> **REQUEST**: Copy the lines of the records below word for word, starting with the line that contains "series-line-sp500 xyxy=(51,97,577,337)" and going on through the line that contains "Give bounding boxes", both included.

== DATA LINES ==

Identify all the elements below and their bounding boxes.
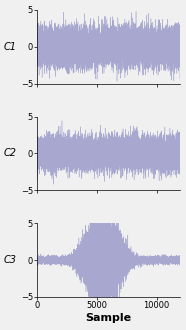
X-axis label: Sample: Sample [86, 313, 132, 323]
Y-axis label: C2: C2 [3, 148, 16, 158]
Y-axis label: C1: C1 [3, 42, 16, 52]
Y-axis label: C3: C3 [3, 255, 16, 265]
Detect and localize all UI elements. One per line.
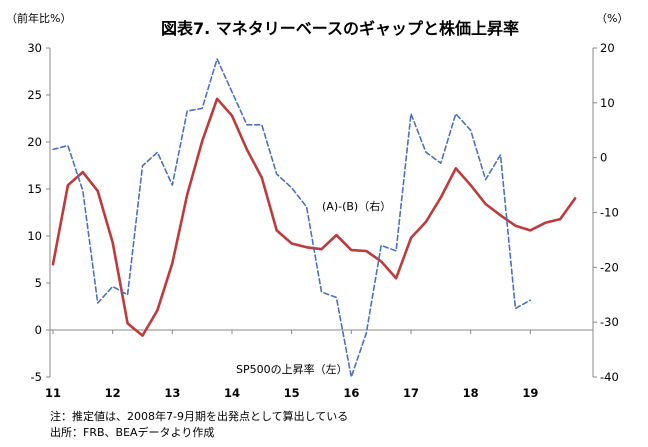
series-line-sp500 xyxy=(51,97,577,337)
right-axis-tick-label: -30 xyxy=(600,315,619,329)
x-axis-tick-label: 16 xyxy=(343,386,359,400)
series-lines xyxy=(51,58,577,378)
x-axis-tick-label: 17 xyxy=(403,386,419,400)
series-line-ab xyxy=(52,58,532,378)
left-axis-tick-label: 30 xyxy=(27,41,42,55)
x-axis-tick-label: 18 xyxy=(463,386,479,400)
annotation-sp500-left: SP500の上昇率（左） xyxy=(236,362,348,376)
right-axis-unit: （%） xyxy=(596,12,628,25)
left-axis-tick-label: 15 xyxy=(27,182,42,196)
note-estimate: 注：推定値は、2008年7-9月期を出発点として算出している xyxy=(50,410,349,423)
left-axis-tick-label: 20 xyxy=(27,135,42,149)
x-axis-tick-label: 11 xyxy=(45,386,61,400)
axes: -5 0 5 10 15 20 25 30 -40 -30 -20 -10 0 10 20 11 12 13 14 1… xyxy=(27,41,618,400)
x-axis-tick-label: 19 xyxy=(522,386,538,400)
right-axis-tick-label: 10 xyxy=(600,96,615,110)
x-axis-tick-label: 13 xyxy=(164,386,180,400)
left-axis-unit: （前年比%） xyxy=(6,11,71,25)
annotation-ab-right: (A)-(B)（右） xyxy=(322,199,391,213)
right-axis-tick-label: 20 xyxy=(600,41,615,55)
x-axis-tick-label: 12 xyxy=(105,386,121,400)
right-axis-tick-label: -10 xyxy=(600,206,619,220)
x-axis-tick-label: 14 xyxy=(224,386,240,400)
left-axis-tick-label: 25 xyxy=(27,88,42,102)
left-axis-tick-label: 10 xyxy=(27,229,42,243)
left-axis-tick-label: 5 xyxy=(35,276,42,290)
note-source: 出所：FRB、BEAデータより作成 xyxy=(50,426,215,439)
left-axis-tick-label: 0 xyxy=(35,323,42,337)
chart-title: 図表7. マネタリーベースのギャップと株価上昇率 xyxy=(161,19,519,38)
x-axis-tick-label: 15 xyxy=(284,386,300,400)
right-axis-tick-label: -40 xyxy=(600,370,619,384)
right-axis-tick-label: -20 xyxy=(600,260,619,274)
left-axis-tick-label: -5 xyxy=(31,370,42,384)
right-axis-tick-label: 0 xyxy=(600,151,607,165)
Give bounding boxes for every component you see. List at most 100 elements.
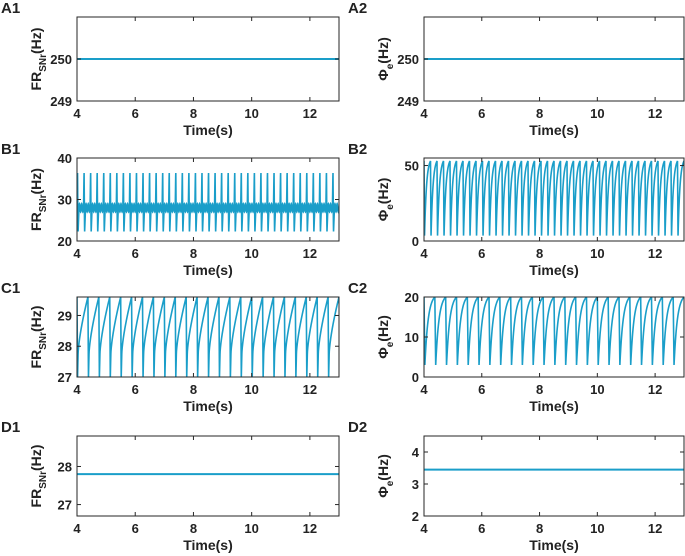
- x-tick-label: 10: [244, 521, 258, 536]
- y-tick-label: 0: [412, 234, 419, 249]
- y-tick-label: 28: [58, 459, 72, 474]
- axes-box-c1: [76, 296, 340, 378]
- y-axis-label: FRSNr(Hz): [28, 306, 49, 369]
- panel-label: C1: [1, 280, 20, 297]
- axes-box-d2: [423, 435, 685, 517]
- y-axis-label-main: Φ: [375, 486, 391, 498]
- y-tick-label: 50: [405, 159, 419, 174]
- y-axis-label-main: Φ: [375, 209, 391, 221]
- y-tick-label: 4: [412, 445, 420, 460]
- panel-label: C2: [348, 280, 367, 297]
- x-axis-label: Time(s): [529, 262, 579, 278]
- y-tick-label: 40: [58, 151, 72, 166]
- x-tick-label: 4: [420, 106, 428, 121]
- y-axis-label-sub: SNr: [38, 471, 49, 489]
- y-tick-label: 249: [397, 94, 419, 109]
- x-tick-label: 10: [590, 521, 604, 536]
- y-axis-label-unit: (Hz): [375, 37, 391, 63]
- x-tick-label: 4: [420, 246, 428, 261]
- y-axis-label-unit: (Hz): [375, 454, 391, 480]
- y-axis-label-sub: e: [385, 341, 396, 347]
- series-line-c1: [77, 297, 339, 377]
- x-tick-label: 8: [536, 246, 543, 261]
- y-tick-label: 3: [412, 477, 419, 492]
- x-tick-label: 6: [132, 521, 139, 536]
- x-axis-label: Time(s): [183, 398, 233, 414]
- y-axis-label: Φe(Hz): [375, 37, 396, 81]
- x-tick-label: 12: [648, 382, 662, 397]
- y-tick-label: 0: [412, 370, 419, 385]
- y-axis-label-main: FR: [28, 489, 44, 508]
- x-tick-label: 10: [244, 106, 258, 121]
- y-axis-label: FRSNr(Hz): [28, 28, 49, 91]
- panel-label: B2: [348, 141, 367, 158]
- x-tick-label: 10: [590, 382, 604, 397]
- axes-box-d1: [76, 435, 340, 517]
- x-tick-label: 8: [190, 521, 197, 536]
- y-tick-label: 250: [50, 52, 72, 67]
- x-axis-label: Time(s): [529, 537, 579, 553]
- x-tick-label: 12: [303, 382, 317, 397]
- x-axis-label: Time(s): [183, 262, 233, 278]
- x-tick-label: 12: [648, 521, 662, 536]
- x-tick-label: 12: [648, 246, 662, 261]
- series-line-b2: [424, 160, 684, 236]
- panel-label: B1: [1, 141, 20, 158]
- y-tick-label: 20: [58, 234, 72, 249]
- panel-label: A1: [1, 0, 20, 17]
- x-tick-label: 12: [303, 521, 317, 536]
- y-axis-label-unit: (Hz): [28, 28, 44, 54]
- x-tick-label: 6: [132, 246, 139, 261]
- y-axis-label-main: Φ: [375, 347, 391, 359]
- y-axis-label-sub: e: [385, 63, 396, 69]
- y-axis-label-main: FR: [28, 350, 44, 369]
- x-tick-label: 4: [73, 521, 81, 536]
- x-tick-label: 4: [73, 382, 81, 397]
- x-tick-label: 4: [420, 382, 428, 397]
- panel-d2: 4 6 8 10 12 2 3 4 Time(s) Φe(Hz) D2: [348, 419, 685, 553]
- y-axis-label-unit: (Hz): [28, 168, 44, 194]
- y-axis-label-sub: SNr: [38, 54, 49, 72]
- x-tick-label: 6: [478, 382, 485, 397]
- axes-box-b2: [423, 157, 685, 242]
- x-tick-label: 8: [190, 246, 197, 261]
- y-axis-label-main: FR: [28, 212, 44, 231]
- y-tick-label: 10: [405, 330, 419, 345]
- panel-label: D1: [1, 419, 20, 436]
- y-tick-label: 250: [397, 52, 419, 67]
- x-tick-label: 6: [478, 106, 485, 121]
- x-tick-label: 10: [244, 382, 258, 397]
- y-axis-label-main: FR: [28, 72, 44, 91]
- x-tick-label: 6: [132, 382, 139, 397]
- y-tick-label: 27: [58, 498, 72, 513]
- panel-label: D2: [348, 419, 367, 436]
- x-tick-label: 6: [478, 246, 485, 261]
- x-tick-label: 8: [536, 382, 543, 397]
- x-tick-label: 10: [590, 106, 604, 121]
- y-axis-label-sub: e: [385, 480, 396, 486]
- y-axis-label-unit: (Hz): [375, 315, 391, 341]
- y-axis-label: Φe(Hz): [375, 315, 396, 359]
- panel-d1: 4 6 8 10 12 27 28 Time(s) FRSNr(Hz) D1: [1, 419, 340, 553]
- y-axis-label-sub: SNr: [38, 194, 49, 212]
- y-tick-label: 28: [58, 339, 72, 354]
- x-tick-label: 4: [73, 246, 81, 261]
- y-axis-label-unit: (Hz): [28, 445, 44, 471]
- x-tick-label: 10: [244, 246, 258, 261]
- x-tick-label: 12: [303, 246, 317, 261]
- y-tick-label: 20: [405, 290, 419, 305]
- panel-c2: 4 6 8 10 12 0 10 20 Time(s) Φe(Hz) C2: [348, 280, 685, 414]
- x-tick-label: 12: [648, 106, 662, 121]
- panel-b2: 4 6 8 10 12 0 50 Time(s) Φe(Hz) B2: [348, 141, 685, 278]
- y-tick-label: 29: [58, 308, 72, 323]
- y-tick-label: 30: [58, 193, 72, 208]
- y-axis-label-sub: e: [385, 204, 396, 210]
- panel-a1: 4 6 8 10 12 249 250 Time(s) FRSNr(Hz) A1: [1, 0, 340, 138]
- panel-label: A2: [348, 0, 367, 17]
- y-axis-label: Φe(Hz): [375, 178, 396, 222]
- x-tick-label: 8: [536, 521, 543, 536]
- x-tick-label: 8: [190, 382, 197, 397]
- panel-c1: 4 6 8 10 12 27 28 29 Time(s) FRSNr(Hz) C1: [1, 280, 340, 414]
- x-axis-label: Time(s): [183, 537, 233, 553]
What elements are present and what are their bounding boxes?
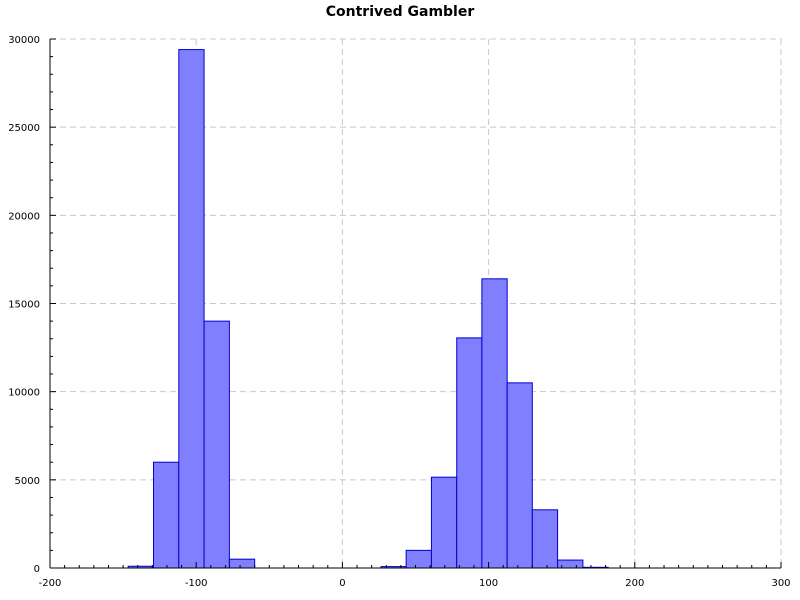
y-tick-label: 5000 xyxy=(15,476,40,487)
x-tick-label: -100 xyxy=(185,578,208,589)
histogram-bar xyxy=(456,337,483,569)
histogram-bar xyxy=(153,461,180,569)
chart-title: Contrived Gambler xyxy=(325,4,475,20)
y-tick-label: 0 xyxy=(34,564,40,575)
x-tick-label: 100 xyxy=(479,578,498,589)
histogram-bar xyxy=(228,558,256,569)
x-tick-label: 0 xyxy=(339,578,345,589)
histogram-bar xyxy=(506,382,533,569)
y-tick-label: 15000 xyxy=(8,300,40,311)
histogram-bar xyxy=(481,278,508,569)
x-tick-label: -200 xyxy=(39,578,62,589)
x-tick-label: 200 xyxy=(625,578,644,589)
histogram-bar xyxy=(430,476,458,569)
y-tick-label: 30000 xyxy=(8,35,40,46)
histogram-bar xyxy=(178,49,205,569)
y-tick-label: 20000 xyxy=(8,211,40,222)
y-tick-label: 10000 xyxy=(8,388,40,399)
y-tick-label: 25000 xyxy=(8,123,40,134)
x-tick-label: 300 xyxy=(771,578,790,589)
histogram-bar xyxy=(531,509,559,569)
histogram-bar xyxy=(405,549,432,569)
histogram-bar xyxy=(203,320,230,569)
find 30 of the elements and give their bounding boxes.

===

> **EXERCISE SOLUTION**:
series-line-sp500 xyxy=(51,97,577,337)
right-axis-tick-label: -30 xyxy=(600,315,619,329)
x-axis-tick-label: 16 xyxy=(343,386,359,400)
series-lines xyxy=(51,58,577,378)
x-axis-tick-label: 17 xyxy=(403,386,419,400)
series-line-ab xyxy=(52,58,532,378)
left-axis-tick-label: 30 xyxy=(27,41,42,55)
x-axis-tick-label: 18 xyxy=(463,386,479,400)
annotation-sp500-left: SP500の上昇率（左） xyxy=(236,362,348,376)
right-axis-unit: （%） xyxy=(596,12,628,25)
left-axis-tick-label: 15 xyxy=(27,182,42,196)
note-estimate: 注：推定値は、2008年7-9月期を出発点として算出している xyxy=(50,410,349,423)
left-axis-tick-label: 20 xyxy=(27,135,42,149)
x-axis-tick-label: 11 xyxy=(45,386,61,400)
axes: -5 0 5 10 15 20 25 30 -40 -30 -20 -10 0 10 20 11 12 13 14 1… xyxy=(27,41,618,400)
x-axis-tick-label: 19 xyxy=(522,386,538,400)
right-axis-tick-label: 10 xyxy=(600,96,615,110)
x-axis-tick-label: 13 xyxy=(164,386,180,400)
left-axis-unit: （前年比%） xyxy=(6,11,71,25)
annotation-ab-right: (A)-(B)（右） xyxy=(322,199,391,213)
right-axis-tick-label: 20 xyxy=(600,41,615,55)
x-axis-tick-label: 12 xyxy=(105,386,121,400)
right-axis-tick-label: -10 xyxy=(600,206,619,220)
x-axis-tick-label: 14 xyxy=(224,386,240,400)
left-axis-tick-label: 25 xyxy=(27,88,42,102)
left-axis-tick-label: 10 xyxy=(27,229,42,243)
left-axis-tick-label: 5 xyxy=(35,276,42,290)
note-source: 出所：FRB、BEAデータより作成 xyxy=(50,426,215,439)
left-axis-tick-label: 0 xyxy=(35,323,42,337)
chart-title: 図表7. マネタリーベースのギャップと株価上昇率 xyxy=(161,19,519,38)
x-axis-tick-label: 15 xyxy=(284,386,300,400)
right-axis-tick-label: -40 xyxy=(600,370,619,384)
right-axis-tick-label: -20 xyxy=(600,260,619,274)
left-axis-tick-label: -5 xyxy=(31,370,42,384)
right-axis-tick-label: 0 xyxy=(600,151,607,165)
Give bounding boxes for every component you see. List at most 100 elements.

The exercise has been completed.